(Layout annotation data)
— begin —

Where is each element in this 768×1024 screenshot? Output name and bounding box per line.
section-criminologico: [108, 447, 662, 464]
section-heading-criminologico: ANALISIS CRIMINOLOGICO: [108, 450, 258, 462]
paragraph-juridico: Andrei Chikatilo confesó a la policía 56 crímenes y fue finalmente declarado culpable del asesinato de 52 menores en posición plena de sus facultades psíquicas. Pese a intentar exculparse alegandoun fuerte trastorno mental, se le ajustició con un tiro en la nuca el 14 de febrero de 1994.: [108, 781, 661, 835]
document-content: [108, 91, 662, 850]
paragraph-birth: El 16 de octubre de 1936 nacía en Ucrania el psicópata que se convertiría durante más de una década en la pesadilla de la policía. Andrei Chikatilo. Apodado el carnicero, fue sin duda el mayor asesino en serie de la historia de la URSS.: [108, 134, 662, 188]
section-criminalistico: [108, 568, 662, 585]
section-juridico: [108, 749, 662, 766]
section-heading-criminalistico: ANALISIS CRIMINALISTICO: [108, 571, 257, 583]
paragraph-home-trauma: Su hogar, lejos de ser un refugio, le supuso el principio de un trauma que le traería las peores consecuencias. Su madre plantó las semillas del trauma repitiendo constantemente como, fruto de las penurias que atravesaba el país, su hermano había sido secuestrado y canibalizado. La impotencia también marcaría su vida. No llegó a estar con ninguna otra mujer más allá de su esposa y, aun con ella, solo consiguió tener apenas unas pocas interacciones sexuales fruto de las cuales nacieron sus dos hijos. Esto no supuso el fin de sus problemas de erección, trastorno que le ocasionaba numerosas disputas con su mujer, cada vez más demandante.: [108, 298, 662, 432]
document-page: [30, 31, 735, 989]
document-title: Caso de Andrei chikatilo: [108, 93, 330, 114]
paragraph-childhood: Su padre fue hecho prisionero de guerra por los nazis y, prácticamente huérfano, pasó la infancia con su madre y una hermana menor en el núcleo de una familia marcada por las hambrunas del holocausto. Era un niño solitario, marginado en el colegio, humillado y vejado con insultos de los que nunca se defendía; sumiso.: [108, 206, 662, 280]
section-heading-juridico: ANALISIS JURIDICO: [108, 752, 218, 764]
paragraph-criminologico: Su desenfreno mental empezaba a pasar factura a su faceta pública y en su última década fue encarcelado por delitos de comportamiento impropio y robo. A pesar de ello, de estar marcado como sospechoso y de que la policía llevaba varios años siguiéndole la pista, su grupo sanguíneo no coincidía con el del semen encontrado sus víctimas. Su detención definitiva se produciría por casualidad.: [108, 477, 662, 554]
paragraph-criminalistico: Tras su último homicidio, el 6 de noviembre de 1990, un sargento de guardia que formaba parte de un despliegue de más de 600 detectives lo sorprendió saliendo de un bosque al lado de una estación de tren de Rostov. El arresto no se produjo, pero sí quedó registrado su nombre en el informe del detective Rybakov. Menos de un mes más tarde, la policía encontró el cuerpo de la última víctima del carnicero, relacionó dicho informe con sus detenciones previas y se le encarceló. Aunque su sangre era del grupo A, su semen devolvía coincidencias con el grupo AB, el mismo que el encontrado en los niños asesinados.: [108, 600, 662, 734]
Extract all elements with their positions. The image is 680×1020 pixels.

— end —
— begin —

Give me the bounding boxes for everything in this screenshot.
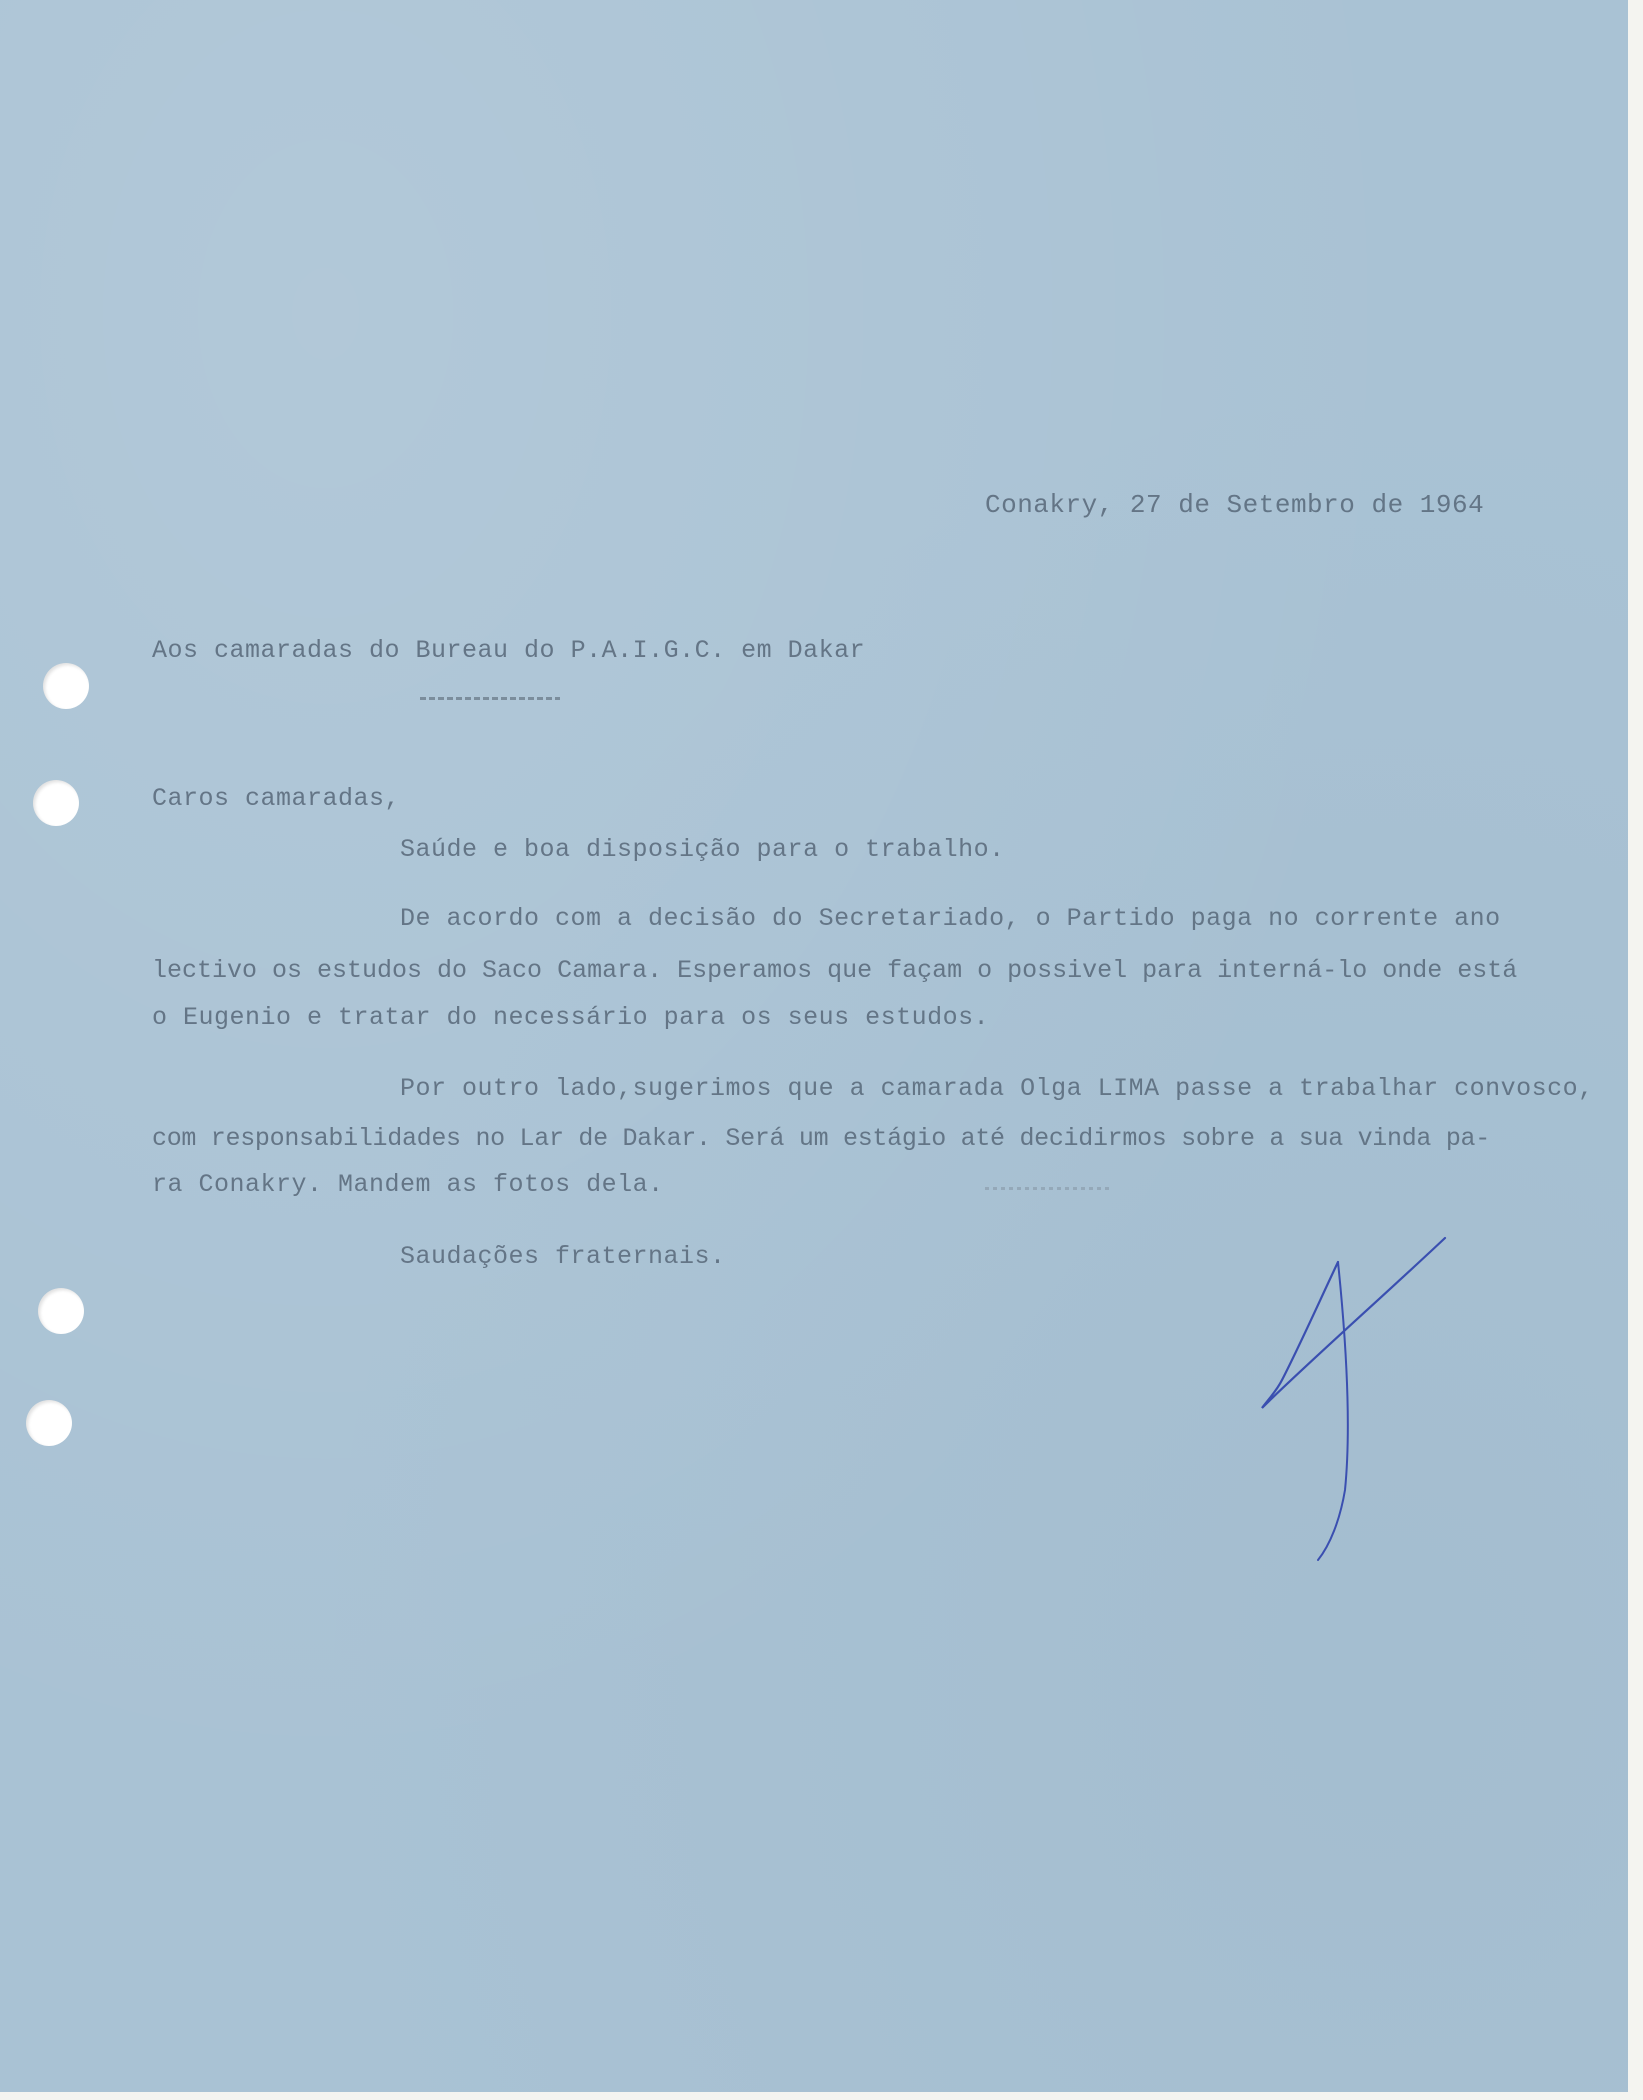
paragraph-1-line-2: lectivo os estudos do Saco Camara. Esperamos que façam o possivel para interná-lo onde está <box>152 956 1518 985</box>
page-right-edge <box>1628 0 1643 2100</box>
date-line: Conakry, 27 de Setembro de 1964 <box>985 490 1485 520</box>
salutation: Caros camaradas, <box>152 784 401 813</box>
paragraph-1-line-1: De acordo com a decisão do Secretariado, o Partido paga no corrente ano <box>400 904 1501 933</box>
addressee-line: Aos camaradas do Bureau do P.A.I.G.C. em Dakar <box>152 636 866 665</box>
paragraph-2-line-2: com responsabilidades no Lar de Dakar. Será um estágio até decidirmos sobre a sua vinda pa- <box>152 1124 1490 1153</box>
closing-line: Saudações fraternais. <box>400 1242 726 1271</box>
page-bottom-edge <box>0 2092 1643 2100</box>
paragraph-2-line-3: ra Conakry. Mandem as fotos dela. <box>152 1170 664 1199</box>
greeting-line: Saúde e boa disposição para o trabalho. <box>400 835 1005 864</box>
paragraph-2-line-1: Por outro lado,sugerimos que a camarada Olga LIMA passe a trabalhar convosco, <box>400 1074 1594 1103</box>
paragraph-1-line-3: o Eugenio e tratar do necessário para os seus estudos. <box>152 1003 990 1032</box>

— end —

WRITTEN TASK: Update the lines starting at the one containing "Where is each" and ending at the one containing "450, 258, 462]" by replacing "bounding box" with "coordinates", leaving everything else unchanged.

ANSWER BELOW:
Where is each element in this 768×1024 screenshot? Output name and coordinates per line.
section-criminologico: [108, 447, 662, 464]
section-heading-criminologico: ANALISIS CRIMINOLOGICO: [108, 450, 258, 462]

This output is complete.